There were more than 200 applicants, and the 10 finalists included some of the most innovative women-led startups based in Austria, Finland, France, Ireland, Spain, and the UK. Read about each of the finalists here.
The judges included Marie-Laure Sauty de Chalon, CEO of auFeminin.com; Rajeeb Dey, founder of Enternships.com and CEO of Learnerbly; Diane Tate, Senior Program Manager of Mozilla; and Max Kelly, Managing Director of TechStars London.
Supporting women in tech's a big deal, and not just in the US. The tech industry worldwide needs more women. We need their perspective and talent. The thing is only 10% of global investor money goes to women-led startups, despite the fact that women-led companies deliver a 35% higher ROI than those led by men. We've got to invest in talent and close this gap.
Other sponsors of the Women Startup Challenge Europe included Rad Campaign, IBM, London's City Hall, Invisu, and Mozilla.

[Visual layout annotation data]
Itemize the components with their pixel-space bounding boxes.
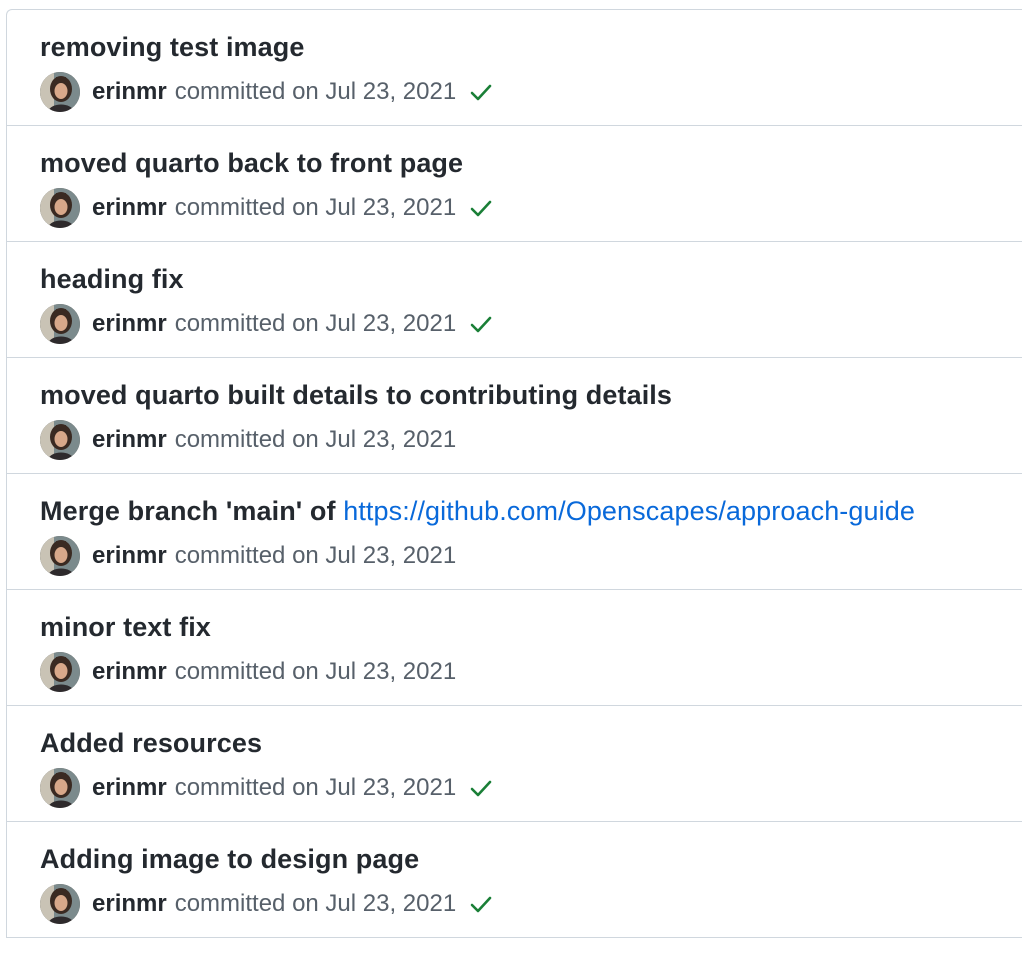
check-icon[interactable]: [468, 891, 494, 917]
avatar[interactable]: [40, 652, 80, 692]
author-link[interactable]: erinmr: [92, 194, 167, 222]
commit-title-text[interactable]: Adding image to design page: [40, 844, 419, 874]
commit-meta: erinmr committed on Jul 23, 2021: [40, 536, 456, 576]
avatar-photo: [40, 768, 80, 808]
author-link[interactable]: erinmr: [92, 774, 167, 802]
commit-title: removing test image: [40, 32, 304, 63]
author-link[interactable]: erinmr: [92, 658, 167, 686]
check-icon[interactable]: [468, 775, 494, 801]
commit-row: minor text fix erinmr committed on Jul 2…: [7, 590, 1022, 706]
commit-date: committed on Jul 23, 2021: [174, 658, 457, 685]
commit-row: moved quarto built details to contributi…: [7, 358, 1022, 474]
commit-title: minor text fix: [40, 612, 211, 643]
avatar-photo: [40, 884, 80, 924]
commit-meta: erinmr committed on Jul 23, 2021: [40, 652, 456, 692]
commit-date: committed on Jul 23, 2021: [174, 310, 457, 337]
commit-meta: erinmr committed on Jul 23, 2021: [40, 304, 494, 344]
commit-meta: erinmr committed on Jul 23, 2021: [40, 884, 494, 924]
commit-title-link[interactable]: https://github.com/Openscapes/approach-g…: [343, 496, 915, 526]
avatar-photo: [40, 420, 80, 460]
commit-date: committed on Jul 23, 2021: [174, 542, 457, 569]
commit-title-text[interactable]: moved quarto built details to contributi…: [40, 380, 672, 410]
commit-title: Merge branch 'main' of https://github.co…: [40, 496, 915, 527]
commit-date: committed on Jul 23, 2021: [174, 78, 457, 105]
commit-title: moved quarto built details to contributi…: [40, 380, 672, 411]
avatar[interactable]: [40, 188, 80, 228]
commit-date: committed on Jul 23, 2021: [174, 194, 457, 221]
avatar[interactable]: [40, 420, 80, 460]
avatar[interactable]: [40, 884, 80, 924]
author-link[interactable]: erinmr: [92, 542, 167, 570]
author-link[interactable]: erinmr: [92, 890, 167, 918]
avatar-photo: [40, 188, 80, 228]
commit-title-text[interactable]: Added resources: [40, 728, 262, 758]
commit-title: heading fix: [40, 264, 184, 295]
commit-date: committed on Jul 23, 2021: [174, 774, 457, 801]
commit-meta: erinmr committed on Jul 23, 2021: [40, 768, 494, 808]
commit-row: Merge branch 'main' of https://github.co…: [7, 474, 1022, 590]
avatar-photo: [40, 536, 80, 576]
commit-title-text[interactable]: minor text fix: [40, 612, 211, 642]
author-link[interactable]: erinmr: [92, 310, 167, 338]
check-icon[interactable]: [468, 195, 494, 221]
commit-meta: erinmr committed on Jul 23, 2021: [40, 420, 456, 460]
check-icon[interactable]: [468, 79, 494, 105]
avatar-photo: [40, 652, 80, 692]
commit-list: removing test image erinmr committed on …: [6, 9, 1022, 938]
commit-title-text[interactable]: heading fix: [40, 264, 184, 294]
commit-date: committed on Jul 23, 2021: [174, 426, 457, 453]
commit-title-text[interactable]: removing test image: [40, 32, 304, 62]
avatar-photo: [40, 304, 80, 344]
avatar[interactable]: [40, 72, 80, 112]
commit-title: Adding image to design page: [40, 844, 419, 875]
commit-title: moved quarto back to front page: [40, 148, 463, 179]
author-link[interactable]: erinmr: [92, 426, 167, 454]
check-icon[interactable]: [468, 311, 494, 337]
avatar[interactable]: [40, 768, 80, 808]
avatar-photo: [40, 72, 80, 112]
commit-meta: erinmr committed on Jul 23, 2021: [40, 72, 494, 112]
commit-meta: erinmr committed on Jul 23, 2021: [40, 188, 494, 228]
avatar[interactable]: [40, 536, 80, 576]
commit-row: Added resources erinmr committed on Jul …: [7, 706, 1022, 822]
commit-row: heading fix erinmr committed on Jul 23, …: [7, 242, 1022, 358]
author-link[interactable]: erinmr: [92, 78, 167, 106]
commit-title: Added resources: [40, 728, 262, 759]
commit-date: committed on Jul 23, 2021: [174, 890, 457, 917]
commit-title-text[interactable]: moved quarto back to front page: [40, 148, 463, 178]
commit-row: Adding image to design page erinmr commi…: [7, 822, 1022, 938]
commit-row: removing test image erinmr committed on …: [7, 10, 1022, 126]
commit-title-text[interactable]: Merge branch 'main' of: [40, 496, 343, 526]
commit-row: moved quarto back to front page erinmr c…: [7, 126, 1022, 242]
avatar[interactable]: [40, 304, 80, 344]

• [Objective]
From the Women Startup Challenge Europe passage above, list every judge named, along with the role given for each.

• [Solution below]
- Marie-Laure Sauty de Chalon, CEO of auFeminin.com
- Rajeeb Dey, founder of Enternships.com and CEO of Learnerbly
- Diane Tate, Senior Program Manager of Mozilla
- Max Kelly, Managing Director of TechStars London